━━ TEXTO FORNECIDO ━━

A programação pode ser consultada no site do festival. Alguns filmes podem ser recomendados por conhecimento prévio ou reputação evidente. No primeiro caso, há que se destacar o novo documentário de Evaldo Mocarzel, As Mensageiras da Luz, que leva adiante sua proposta de indagação sobre o ato de documentar, presente em À Margem da Imagem. O universo agora é o das parteiras da Amazônia, entrevisto a partir de conversas bem temperadas, onde elas também opinam sobre o que deve ou não ser mostrado no filme. Há também um ensaio simbólico sobre os paralelos entre o nascimento de uma criança e o surgimento de um filme. Mocarzel filma o parto do seu próprio filho num asséptico hospital de São Paulo, estabelecendo uma dicotomia com os trabalhos “naturais” da selva. Em atitudes como essa, o autor se abre, num misto de ingenuidade e engenho, para a experiência transformadora do documentário e deixa uma série de ótimas indagações no ar.

━━━

O QUE FAZER: Escreva a continuação do texto sobre os filmes do festival, começando logo depois da última frase. O material não tem nenhum papel aqui.

━━ DADOS ━━

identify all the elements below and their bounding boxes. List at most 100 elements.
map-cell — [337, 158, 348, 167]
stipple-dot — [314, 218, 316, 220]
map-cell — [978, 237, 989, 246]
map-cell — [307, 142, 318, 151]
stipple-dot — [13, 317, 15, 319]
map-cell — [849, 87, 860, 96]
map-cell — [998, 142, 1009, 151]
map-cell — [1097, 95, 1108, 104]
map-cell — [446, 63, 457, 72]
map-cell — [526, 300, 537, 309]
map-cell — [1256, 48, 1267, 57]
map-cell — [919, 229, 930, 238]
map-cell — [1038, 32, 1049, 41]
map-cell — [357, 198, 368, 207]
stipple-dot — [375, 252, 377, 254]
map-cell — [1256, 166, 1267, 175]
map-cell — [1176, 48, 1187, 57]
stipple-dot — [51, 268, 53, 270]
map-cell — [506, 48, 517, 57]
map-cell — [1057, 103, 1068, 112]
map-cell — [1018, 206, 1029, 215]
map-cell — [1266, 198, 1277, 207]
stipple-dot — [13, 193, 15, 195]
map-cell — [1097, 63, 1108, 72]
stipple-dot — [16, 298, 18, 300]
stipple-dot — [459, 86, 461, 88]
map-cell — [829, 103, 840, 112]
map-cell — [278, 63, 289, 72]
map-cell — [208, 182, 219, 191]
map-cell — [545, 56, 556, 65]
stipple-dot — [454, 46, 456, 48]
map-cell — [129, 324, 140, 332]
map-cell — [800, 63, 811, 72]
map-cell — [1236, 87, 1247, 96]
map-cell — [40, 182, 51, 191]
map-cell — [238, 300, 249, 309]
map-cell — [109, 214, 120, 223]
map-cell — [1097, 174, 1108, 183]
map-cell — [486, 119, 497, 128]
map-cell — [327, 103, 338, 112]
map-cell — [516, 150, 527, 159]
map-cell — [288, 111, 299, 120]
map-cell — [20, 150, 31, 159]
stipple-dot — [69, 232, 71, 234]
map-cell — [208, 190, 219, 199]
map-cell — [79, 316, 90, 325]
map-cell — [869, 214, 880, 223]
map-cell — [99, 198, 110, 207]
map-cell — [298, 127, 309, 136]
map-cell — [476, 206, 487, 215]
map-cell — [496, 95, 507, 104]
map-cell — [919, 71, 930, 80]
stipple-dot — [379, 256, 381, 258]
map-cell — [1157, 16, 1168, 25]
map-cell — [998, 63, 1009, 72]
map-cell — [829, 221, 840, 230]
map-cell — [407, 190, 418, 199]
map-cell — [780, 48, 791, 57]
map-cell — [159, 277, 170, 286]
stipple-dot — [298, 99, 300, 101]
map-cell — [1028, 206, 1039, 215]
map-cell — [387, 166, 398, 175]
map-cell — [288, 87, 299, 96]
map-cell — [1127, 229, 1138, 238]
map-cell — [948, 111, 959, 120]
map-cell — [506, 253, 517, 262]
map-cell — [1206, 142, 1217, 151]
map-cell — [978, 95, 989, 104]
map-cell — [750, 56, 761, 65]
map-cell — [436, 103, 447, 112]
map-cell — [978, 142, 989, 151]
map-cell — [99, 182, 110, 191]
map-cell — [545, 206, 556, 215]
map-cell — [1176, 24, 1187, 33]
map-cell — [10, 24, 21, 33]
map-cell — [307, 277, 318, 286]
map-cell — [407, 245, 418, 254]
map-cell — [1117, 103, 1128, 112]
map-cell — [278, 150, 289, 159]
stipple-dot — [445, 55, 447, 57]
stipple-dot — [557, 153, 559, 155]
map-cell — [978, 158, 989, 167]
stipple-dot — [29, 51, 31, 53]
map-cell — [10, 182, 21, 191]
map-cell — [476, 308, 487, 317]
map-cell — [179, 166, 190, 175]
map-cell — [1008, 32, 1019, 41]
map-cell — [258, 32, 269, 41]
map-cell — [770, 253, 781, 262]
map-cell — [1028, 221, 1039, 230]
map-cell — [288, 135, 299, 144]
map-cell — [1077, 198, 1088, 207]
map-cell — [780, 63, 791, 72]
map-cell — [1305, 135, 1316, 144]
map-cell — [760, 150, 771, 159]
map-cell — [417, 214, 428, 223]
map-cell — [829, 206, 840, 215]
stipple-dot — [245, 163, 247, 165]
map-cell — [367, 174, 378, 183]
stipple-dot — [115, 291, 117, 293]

━━━

RESPOSTA:
Em matéria de auto-exposição, a princípio nada poderia se comparar a Todas as Garotas que Já Amei, de Henrique Goldman, o brasileiro radicado em Londres que resolveu filmar as memórias de suas ex-namoradas sobre a relação que mantiveram com ele. Há garotas italianas, inglesas, brasileiras e uma bósnia, cada qual com uma expectativa diferente em relação à figura masculina. Elas falam para ele, sobre ele e algumas vezes contra ele. Mas o filme na verdade é sobre as mulheres. Até mesmo sobre as duas que, por motivos diversos, se recusaram a atender ao convite. Através desse estratagema esperto, Goldman também realiza virtualmente uma típica fantasia masculina, que é a de reunir suas ex-mulheres para uma conversa franca, civilizada e, até onde possível, carinhosa.



Os Arturos, de Thereza Jessouroun, mostra a forma de organização e as festas de uma comunidade de descendentes de escravos em Minas. Os Arturos têm na congada um modo de regulamentação social e uma defesa ferrenha contra os perigos “exteriores” do crime e da droga. Há quem sinta falta de uma perspectiva mais crítica da parte da realizadora, mas o filme fornece, ao menos nas entrelinhas, os instrumentos para essa análise. E revela a beleza dos rituais, o orgulho dos arturos, assim como confirma a sensibilidade de Thereza Jessouroun para acessar as camadas mais íntimas de uma comunidade.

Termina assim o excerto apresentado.